- Task objective
Copy out all the lines where "ylabel" shows up.

─── Material for this task

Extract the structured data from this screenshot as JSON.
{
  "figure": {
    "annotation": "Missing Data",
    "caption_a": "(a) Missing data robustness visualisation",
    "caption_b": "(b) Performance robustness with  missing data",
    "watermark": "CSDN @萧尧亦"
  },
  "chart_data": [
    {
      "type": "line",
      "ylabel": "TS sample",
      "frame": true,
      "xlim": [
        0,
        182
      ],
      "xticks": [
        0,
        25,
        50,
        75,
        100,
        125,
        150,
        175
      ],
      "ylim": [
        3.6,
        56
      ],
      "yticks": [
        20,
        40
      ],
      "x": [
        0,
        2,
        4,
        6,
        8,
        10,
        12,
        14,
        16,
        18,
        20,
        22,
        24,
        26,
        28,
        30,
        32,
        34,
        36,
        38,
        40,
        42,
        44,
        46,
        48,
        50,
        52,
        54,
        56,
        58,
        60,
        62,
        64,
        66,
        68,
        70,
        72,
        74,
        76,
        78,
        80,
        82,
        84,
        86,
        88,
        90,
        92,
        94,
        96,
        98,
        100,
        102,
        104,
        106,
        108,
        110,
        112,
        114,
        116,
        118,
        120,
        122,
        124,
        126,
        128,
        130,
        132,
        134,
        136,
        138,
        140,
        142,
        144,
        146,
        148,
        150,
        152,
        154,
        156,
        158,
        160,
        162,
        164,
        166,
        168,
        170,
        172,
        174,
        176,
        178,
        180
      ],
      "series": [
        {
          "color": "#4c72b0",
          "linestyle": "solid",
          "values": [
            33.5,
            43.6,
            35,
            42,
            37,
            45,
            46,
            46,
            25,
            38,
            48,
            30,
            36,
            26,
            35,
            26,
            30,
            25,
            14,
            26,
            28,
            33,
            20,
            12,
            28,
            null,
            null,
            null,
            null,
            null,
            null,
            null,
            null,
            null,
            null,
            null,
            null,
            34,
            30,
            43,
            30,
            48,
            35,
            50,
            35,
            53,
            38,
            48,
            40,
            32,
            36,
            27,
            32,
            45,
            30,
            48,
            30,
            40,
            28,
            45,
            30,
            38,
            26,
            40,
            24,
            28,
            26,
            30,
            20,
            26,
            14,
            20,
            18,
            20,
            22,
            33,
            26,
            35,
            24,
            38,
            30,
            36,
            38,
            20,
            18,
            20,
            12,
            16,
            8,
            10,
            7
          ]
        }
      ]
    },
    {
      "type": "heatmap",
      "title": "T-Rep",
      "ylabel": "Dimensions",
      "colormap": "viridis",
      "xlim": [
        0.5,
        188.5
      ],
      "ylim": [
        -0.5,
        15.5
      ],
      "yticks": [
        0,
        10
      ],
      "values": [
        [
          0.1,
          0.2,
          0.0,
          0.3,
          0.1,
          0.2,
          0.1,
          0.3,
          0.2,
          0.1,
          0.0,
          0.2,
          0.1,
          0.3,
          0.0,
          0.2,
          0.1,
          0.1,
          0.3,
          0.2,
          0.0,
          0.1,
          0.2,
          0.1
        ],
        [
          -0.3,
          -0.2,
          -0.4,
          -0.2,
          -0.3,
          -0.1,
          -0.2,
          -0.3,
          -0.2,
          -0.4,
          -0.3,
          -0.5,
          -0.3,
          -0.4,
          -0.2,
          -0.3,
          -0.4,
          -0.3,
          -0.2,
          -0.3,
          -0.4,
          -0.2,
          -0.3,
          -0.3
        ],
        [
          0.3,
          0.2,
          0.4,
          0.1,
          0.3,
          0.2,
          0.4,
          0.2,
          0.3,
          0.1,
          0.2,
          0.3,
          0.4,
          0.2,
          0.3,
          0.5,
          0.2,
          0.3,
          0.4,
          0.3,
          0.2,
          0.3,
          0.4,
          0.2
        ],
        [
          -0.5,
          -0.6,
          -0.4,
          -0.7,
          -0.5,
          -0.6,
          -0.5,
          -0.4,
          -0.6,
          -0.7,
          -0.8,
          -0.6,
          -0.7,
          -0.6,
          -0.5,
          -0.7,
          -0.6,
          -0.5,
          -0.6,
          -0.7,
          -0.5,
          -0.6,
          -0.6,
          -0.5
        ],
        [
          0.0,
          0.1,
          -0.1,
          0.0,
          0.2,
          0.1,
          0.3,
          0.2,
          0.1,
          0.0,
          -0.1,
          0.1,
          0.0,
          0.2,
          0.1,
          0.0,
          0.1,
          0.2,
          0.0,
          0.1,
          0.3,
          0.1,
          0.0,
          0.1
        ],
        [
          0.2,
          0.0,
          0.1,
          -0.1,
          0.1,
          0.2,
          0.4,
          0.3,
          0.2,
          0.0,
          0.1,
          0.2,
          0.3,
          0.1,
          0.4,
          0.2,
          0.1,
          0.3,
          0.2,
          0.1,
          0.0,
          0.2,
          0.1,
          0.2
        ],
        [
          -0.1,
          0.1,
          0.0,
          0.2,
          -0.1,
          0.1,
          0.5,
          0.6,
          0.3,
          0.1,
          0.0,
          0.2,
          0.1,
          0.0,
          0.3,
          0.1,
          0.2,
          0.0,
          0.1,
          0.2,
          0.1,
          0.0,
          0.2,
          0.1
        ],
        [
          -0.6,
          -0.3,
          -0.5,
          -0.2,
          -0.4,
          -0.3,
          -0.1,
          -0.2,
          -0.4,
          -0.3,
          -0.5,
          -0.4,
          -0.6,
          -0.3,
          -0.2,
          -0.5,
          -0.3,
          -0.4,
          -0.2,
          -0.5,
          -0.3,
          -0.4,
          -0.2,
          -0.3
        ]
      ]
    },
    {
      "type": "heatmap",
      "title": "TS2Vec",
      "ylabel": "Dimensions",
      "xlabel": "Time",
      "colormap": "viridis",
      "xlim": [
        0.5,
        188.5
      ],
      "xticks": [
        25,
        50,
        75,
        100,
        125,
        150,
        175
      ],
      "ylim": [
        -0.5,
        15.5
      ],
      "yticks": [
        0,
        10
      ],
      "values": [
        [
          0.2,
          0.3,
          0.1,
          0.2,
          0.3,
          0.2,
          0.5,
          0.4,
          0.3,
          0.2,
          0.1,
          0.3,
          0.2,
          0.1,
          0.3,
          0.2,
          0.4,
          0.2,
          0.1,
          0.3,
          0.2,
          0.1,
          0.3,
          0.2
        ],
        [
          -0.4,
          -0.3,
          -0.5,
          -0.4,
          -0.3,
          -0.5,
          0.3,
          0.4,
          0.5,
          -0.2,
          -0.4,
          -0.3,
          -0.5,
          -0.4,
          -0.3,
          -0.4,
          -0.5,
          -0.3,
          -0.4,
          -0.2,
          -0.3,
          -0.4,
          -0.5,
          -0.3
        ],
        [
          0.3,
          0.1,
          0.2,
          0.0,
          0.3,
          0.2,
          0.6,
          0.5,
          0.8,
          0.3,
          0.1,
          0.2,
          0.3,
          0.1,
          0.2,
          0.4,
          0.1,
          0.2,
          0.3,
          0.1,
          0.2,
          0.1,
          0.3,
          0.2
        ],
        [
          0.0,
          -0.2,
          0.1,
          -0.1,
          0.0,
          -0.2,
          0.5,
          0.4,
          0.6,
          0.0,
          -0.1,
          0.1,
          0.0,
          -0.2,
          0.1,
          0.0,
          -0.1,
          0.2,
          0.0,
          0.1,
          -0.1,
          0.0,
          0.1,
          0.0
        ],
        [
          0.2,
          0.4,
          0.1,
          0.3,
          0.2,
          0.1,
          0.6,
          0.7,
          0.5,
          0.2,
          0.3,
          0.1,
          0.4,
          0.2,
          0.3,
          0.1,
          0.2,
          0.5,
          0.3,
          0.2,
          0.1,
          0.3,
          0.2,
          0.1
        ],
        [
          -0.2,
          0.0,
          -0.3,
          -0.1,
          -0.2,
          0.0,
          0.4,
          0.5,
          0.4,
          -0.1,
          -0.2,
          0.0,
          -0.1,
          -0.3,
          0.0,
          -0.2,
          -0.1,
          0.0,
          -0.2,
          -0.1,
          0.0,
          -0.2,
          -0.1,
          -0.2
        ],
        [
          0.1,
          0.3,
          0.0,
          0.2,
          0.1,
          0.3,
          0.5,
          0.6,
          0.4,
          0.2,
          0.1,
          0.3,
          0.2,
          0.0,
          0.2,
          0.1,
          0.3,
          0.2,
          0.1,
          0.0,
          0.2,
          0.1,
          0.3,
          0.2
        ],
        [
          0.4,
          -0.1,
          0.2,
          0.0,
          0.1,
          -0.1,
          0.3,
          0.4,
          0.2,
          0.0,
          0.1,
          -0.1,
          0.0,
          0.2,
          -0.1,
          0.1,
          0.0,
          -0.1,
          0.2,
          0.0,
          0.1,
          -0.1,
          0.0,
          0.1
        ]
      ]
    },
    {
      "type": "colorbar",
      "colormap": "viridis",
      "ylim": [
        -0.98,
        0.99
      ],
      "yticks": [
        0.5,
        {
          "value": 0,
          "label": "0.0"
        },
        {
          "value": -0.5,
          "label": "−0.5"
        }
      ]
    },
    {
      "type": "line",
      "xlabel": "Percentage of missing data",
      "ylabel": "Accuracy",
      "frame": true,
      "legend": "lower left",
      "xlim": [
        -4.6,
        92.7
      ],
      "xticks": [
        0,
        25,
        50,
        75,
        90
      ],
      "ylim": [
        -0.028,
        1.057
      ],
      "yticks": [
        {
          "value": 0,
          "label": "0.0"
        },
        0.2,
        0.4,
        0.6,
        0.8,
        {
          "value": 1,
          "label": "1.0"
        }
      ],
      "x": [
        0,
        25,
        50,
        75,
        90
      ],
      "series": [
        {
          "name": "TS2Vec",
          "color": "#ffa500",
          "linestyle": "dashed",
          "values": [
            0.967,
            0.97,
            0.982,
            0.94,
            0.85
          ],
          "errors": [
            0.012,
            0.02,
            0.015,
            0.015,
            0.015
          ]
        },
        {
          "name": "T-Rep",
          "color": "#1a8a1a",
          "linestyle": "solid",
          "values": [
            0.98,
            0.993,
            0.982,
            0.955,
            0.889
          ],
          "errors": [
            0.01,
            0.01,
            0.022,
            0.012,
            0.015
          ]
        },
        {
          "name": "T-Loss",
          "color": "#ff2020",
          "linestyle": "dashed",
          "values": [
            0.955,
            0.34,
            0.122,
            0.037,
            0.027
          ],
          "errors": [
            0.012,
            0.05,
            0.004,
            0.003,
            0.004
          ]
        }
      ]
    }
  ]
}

──────

- Final answer
      "ylabel": "TS sample",
      "ylabel": "Dimensions",
      "ylabel": "Dimensions",
      "ylabel": "Accuracy",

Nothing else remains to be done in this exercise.